Dataset items –
= = = =

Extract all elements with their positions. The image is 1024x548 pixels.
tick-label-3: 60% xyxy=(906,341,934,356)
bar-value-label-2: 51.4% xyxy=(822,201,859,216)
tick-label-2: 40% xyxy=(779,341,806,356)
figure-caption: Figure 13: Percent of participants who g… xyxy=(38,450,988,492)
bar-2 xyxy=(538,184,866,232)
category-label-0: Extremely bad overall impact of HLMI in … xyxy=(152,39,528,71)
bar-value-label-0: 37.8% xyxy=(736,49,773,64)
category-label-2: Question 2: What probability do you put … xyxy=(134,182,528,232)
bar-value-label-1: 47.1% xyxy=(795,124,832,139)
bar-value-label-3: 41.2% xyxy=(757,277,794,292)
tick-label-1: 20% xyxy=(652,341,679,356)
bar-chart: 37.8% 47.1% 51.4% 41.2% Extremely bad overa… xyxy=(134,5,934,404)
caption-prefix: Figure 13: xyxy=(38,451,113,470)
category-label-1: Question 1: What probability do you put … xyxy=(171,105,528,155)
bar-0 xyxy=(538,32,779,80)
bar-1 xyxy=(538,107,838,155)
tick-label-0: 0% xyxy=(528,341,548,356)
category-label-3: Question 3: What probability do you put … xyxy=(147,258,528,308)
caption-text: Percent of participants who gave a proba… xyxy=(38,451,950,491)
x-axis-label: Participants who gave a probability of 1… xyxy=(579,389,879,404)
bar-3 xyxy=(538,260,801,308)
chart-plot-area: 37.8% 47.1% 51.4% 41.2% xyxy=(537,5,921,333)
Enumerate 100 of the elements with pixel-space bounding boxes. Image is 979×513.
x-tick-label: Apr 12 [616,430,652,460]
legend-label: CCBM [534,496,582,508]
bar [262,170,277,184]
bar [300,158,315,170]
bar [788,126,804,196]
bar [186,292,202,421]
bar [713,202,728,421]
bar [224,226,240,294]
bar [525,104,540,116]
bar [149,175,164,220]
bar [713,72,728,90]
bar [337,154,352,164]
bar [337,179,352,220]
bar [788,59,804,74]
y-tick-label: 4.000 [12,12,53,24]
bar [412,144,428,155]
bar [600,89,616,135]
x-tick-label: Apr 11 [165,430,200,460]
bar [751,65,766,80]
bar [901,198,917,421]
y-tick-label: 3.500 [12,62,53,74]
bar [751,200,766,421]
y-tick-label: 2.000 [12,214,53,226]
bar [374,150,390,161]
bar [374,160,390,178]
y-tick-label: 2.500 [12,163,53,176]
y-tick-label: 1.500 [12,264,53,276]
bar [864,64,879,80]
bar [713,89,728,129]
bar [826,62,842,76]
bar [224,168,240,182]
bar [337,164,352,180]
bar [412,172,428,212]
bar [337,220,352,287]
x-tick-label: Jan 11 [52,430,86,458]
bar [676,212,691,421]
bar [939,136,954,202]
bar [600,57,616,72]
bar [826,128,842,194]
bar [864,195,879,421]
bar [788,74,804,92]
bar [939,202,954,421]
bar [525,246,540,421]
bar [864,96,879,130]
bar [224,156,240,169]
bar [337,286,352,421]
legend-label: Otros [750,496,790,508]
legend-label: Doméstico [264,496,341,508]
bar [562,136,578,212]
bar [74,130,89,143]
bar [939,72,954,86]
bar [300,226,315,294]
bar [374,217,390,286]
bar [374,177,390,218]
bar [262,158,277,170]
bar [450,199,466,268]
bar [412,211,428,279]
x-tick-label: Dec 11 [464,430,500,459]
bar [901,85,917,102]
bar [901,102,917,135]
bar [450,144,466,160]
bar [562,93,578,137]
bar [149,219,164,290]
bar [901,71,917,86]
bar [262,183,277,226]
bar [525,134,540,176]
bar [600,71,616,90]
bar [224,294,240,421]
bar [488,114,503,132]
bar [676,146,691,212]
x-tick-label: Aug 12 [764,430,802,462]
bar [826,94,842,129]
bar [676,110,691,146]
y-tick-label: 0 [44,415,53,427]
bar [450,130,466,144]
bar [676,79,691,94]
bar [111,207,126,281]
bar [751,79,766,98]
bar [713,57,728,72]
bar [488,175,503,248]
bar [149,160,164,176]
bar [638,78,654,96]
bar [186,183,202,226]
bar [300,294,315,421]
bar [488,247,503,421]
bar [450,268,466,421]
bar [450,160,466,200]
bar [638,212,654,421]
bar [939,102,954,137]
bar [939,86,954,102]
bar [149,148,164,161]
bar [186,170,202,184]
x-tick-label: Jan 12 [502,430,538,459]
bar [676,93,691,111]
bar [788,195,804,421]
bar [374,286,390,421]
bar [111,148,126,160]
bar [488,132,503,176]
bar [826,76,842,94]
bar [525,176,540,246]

= = = =

Task description – Rewrite the data above with every "legend-label" swapped for "legend-text", leaving everything else unchanged.

Task answer –
Extract all elements with their positions. The image is 1024x548 pixels.
tick-label-3: 60% xyxy=(906,341,934,356)
bar-value-label-2: 51.4% xyxy=(822,201,859,216)
tick-label-2: 40% xyxy=(779,341,806,356)
figure-caption: Figure 13: Percent of participants who g… xyxy=(38,450,988,492)
bar-2 xyxy=(538,184,866,232)
category-label-0: Extremely bad overall impact of HLMI in … xyxy=(152,39,528,71)
bar-value-label-0: 37.8% xyxy=(736,49,773,64)
category-label-2: Question 2: What probability do you put … xyxy=(134,182,528,232)
bar-value-label-1: 47.1% xyxy=(795,124,832,139)
bar-value-label-3: 41.2% xyxy=(757,277,794,292)
tick-label-1: 20% xyxy=(652,341,679,356)
bar-chart: 37.8% 47.1% 51.4% 41.2% Extremely bad overa… xyxy=(134,5,934,404)
caption-prefix: Figure 13: xyxy=(38,451,113,470)
category-label-1: Question 1: What probability do you put … xyxy=(171,105,528,155)
bar-0 xyxy=(538,32,779,80)
bar-1 xyxy=(538,107,838,155)
tick-label-0: 0% xyxy=(528,341,548,356)
category-label-3: Question 3: What probability do you put … xyxy=(147,258,528,308)
caption-text: Percent of participants who gave a proba… xyxy=(38,451,950,491)
x-axis-label: Participants who gave a probability of 1… xyxy=(579,389,879,404)
bar-3 xyxy=(538,260,801,308)
chart-plot-area: 37.8% 47.1% 51.4% 41.2% xyxy=(537,5,921,333)
Enumerate 100 of the elements with pixel-space bounding boxes. Image is 979×513.
x-tick-label: Apr 12 [616,430,652,460]
legend-text: CCBM [534,496,582,508]
bar [262,170,277,184]
bar [300,158,315,170]
bar [788,126,804,196]
bar [186,292,202,421]
bar [713,202,728,421]
bar [224,226,240,294]
bar [525,104,540,116]
bar [149,175,164,220]
bar [713,72,728,90]
bar [337,154,352,164]
bar [337,179,352,220]
bar [788,59,804,74]
y-tick-label: 4.000 [12,12,53,24]
bar [412,144,428,155]
bar [600,89,616,135]
x-tick-label: Apr 11 [165,430,200,460]
bar [751,65,766,80]
bar [901,198,917,421]
y-tick-label: 3.500 [12,62,53,74]
bar [751,200,766,421]
y-tick-label: 2.000 [12,214,53,226]
bar [374,150,390,161]
bar [374,160,390,178]
y-tick-label: 2.500 [12,163,53,176]
y-tick-label: 1.500 [12,264,53,276]
bar [864,64,879,80]
bar [713,89,728,129]
bar [826,62,842,76]
bar [224,168,240,182]
bar [337,164,352,180]
bar [412,172,428,212]
bar [337,220,352,287]
x-tick-label: Jan 11 [52,430,86,458]
bar [676,212,691,421]
bar [939,136,954,202]
bar [600,57,616,72]
bar [826,128,842,194]
bar [864,195,879,421]
bar [788,74,804,92]
bar [939,202,954,421]
bar [525,246,540,421]
bar [864,96,879,130]
bar [224,156,240,169]
bar [337,286,352,421]
legend-text: Otros [750,496,790,508]
legend-text: Doméstico [264,496,341,508]
bar [562,136,578,212]
bar [74,130,89,143]
bar [939,72,954,86]
bar [300,226,315,294]
bar [374,217,390,286]
bar [374,177,390,218]
bar [262,158,277,170]
bar [450,199,466,268]
bar [412,211,428,279]
x-tick-label: Dec 11 [464,430,500,459]
bar [901,85,917,102]
bar [901,102,917,135]
bar [450,144,466,160]
bar [562,93,578,137]
bar [149,219,164,290]
bar [901,71,917,86]
bar [262,183,277,226]
bar [525,134,540,176]
bar [600,71,616,90]
bar [224,294,240,421]
bar [488,114,503,132]
bar [676,146,691,212]
x-tick-label: Aug 12 [764,430,802,462]
bar [826,94,842,129]
bar [676,110,691,146]
y-tick-label: 0 [44,415,53,427]
bar [450,130,466,144]
bar [676,79,691,94]
bar [111,207,126,281]
bar [751,79,766,98]
bar [713,57,728,72]
bar [488,175,503,248]
bar [149,160,164,176]
bar [638,78,654,96]
bar [186,183,202,226]
bar [300,294,315,421]
bar [488,247,503,421]
bar [450,268,466,421]
bar [450,160,466,200]
bar [638,212,654,421]
bar [939,102,954,137]
bar [939,86,954,102]
bar [149,148,164,161]
bar [186,170,202,184]
x-tick-label: Jan 12 [502,430,538,459]
bar [676,93,691,111]
bar [788,195,804,421]
bar [374,286,390,421]
bar [111,148,126,160]
bar [488,132,503,176]
bar [826,76,842,94]
bar [525,176,540,246]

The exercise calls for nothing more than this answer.